▶ Exercise prompt: Go through the material below and copy each line where the word "LENGTH" appears.

▶ Extracted records:
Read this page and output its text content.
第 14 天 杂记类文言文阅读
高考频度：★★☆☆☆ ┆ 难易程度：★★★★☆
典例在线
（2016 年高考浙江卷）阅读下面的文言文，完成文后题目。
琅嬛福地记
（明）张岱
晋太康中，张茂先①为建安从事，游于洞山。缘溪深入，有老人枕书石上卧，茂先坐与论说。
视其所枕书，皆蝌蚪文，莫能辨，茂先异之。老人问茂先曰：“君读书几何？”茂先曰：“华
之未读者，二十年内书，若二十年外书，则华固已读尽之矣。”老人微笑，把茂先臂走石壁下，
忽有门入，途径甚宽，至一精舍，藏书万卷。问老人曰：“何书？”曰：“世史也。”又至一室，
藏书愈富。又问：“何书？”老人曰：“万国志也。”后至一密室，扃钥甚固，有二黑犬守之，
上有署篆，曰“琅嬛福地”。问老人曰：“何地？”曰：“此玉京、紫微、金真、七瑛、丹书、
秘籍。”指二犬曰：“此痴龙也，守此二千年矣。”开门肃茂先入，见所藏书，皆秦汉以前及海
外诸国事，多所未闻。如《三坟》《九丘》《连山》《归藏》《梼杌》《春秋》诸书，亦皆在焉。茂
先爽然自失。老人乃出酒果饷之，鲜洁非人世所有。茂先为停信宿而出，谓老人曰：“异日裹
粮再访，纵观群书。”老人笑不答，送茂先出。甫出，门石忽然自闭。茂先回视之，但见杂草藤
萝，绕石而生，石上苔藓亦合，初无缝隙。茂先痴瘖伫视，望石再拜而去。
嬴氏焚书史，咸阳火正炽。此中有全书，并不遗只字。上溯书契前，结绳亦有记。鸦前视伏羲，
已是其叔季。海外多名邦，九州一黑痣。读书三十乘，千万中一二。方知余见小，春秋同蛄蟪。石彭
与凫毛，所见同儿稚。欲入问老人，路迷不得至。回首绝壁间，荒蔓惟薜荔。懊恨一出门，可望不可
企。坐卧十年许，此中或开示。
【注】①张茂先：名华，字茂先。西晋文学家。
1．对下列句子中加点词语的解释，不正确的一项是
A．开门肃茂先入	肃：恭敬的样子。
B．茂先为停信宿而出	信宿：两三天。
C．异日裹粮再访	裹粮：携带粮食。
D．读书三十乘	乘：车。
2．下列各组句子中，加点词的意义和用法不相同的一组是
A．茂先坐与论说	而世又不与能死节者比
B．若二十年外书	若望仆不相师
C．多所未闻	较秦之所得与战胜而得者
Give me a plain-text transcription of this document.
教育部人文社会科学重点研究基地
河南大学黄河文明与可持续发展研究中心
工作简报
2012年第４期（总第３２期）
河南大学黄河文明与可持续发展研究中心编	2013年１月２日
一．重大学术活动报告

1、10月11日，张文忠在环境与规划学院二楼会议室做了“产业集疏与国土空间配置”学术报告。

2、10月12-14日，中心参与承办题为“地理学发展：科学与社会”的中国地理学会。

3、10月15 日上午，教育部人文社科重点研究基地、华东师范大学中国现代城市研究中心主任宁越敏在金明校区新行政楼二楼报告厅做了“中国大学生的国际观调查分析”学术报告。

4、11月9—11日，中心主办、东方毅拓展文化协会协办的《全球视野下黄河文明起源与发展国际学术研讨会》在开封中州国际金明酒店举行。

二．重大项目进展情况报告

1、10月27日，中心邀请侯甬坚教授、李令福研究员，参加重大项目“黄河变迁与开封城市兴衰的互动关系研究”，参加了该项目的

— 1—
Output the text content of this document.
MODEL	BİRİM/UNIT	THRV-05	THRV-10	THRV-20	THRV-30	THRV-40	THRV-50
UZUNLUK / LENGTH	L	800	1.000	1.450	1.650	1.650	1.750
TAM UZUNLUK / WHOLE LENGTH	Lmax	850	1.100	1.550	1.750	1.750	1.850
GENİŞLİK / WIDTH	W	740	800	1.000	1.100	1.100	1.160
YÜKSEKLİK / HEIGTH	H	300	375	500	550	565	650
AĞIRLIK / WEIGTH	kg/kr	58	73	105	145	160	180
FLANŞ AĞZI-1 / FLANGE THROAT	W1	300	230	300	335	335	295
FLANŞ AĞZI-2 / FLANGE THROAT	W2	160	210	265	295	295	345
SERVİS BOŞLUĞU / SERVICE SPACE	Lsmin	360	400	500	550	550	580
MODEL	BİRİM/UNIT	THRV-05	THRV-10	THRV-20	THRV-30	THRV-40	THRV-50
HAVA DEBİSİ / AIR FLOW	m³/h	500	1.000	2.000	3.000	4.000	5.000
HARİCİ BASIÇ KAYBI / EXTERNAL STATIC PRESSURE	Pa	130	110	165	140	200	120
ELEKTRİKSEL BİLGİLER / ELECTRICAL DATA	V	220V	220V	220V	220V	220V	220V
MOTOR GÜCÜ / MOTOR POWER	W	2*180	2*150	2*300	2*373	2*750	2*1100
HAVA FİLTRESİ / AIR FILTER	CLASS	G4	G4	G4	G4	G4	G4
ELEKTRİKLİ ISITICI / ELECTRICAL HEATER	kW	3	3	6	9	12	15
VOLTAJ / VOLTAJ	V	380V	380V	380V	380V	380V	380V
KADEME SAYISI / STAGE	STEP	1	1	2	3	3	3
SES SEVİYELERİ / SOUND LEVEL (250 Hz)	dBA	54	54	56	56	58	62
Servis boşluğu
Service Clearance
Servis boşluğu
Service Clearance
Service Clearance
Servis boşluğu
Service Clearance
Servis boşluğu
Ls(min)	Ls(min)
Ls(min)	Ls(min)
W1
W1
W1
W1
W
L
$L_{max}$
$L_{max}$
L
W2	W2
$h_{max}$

▶ The solution:
UZUNLUK / LENGTH	L	800	1.000	1.450	1.650	1.650	1.750
TAM UZUNLUK / WHOLE LENGTH	Lmax	850	1.100	1.550	1.750	1.750	1.850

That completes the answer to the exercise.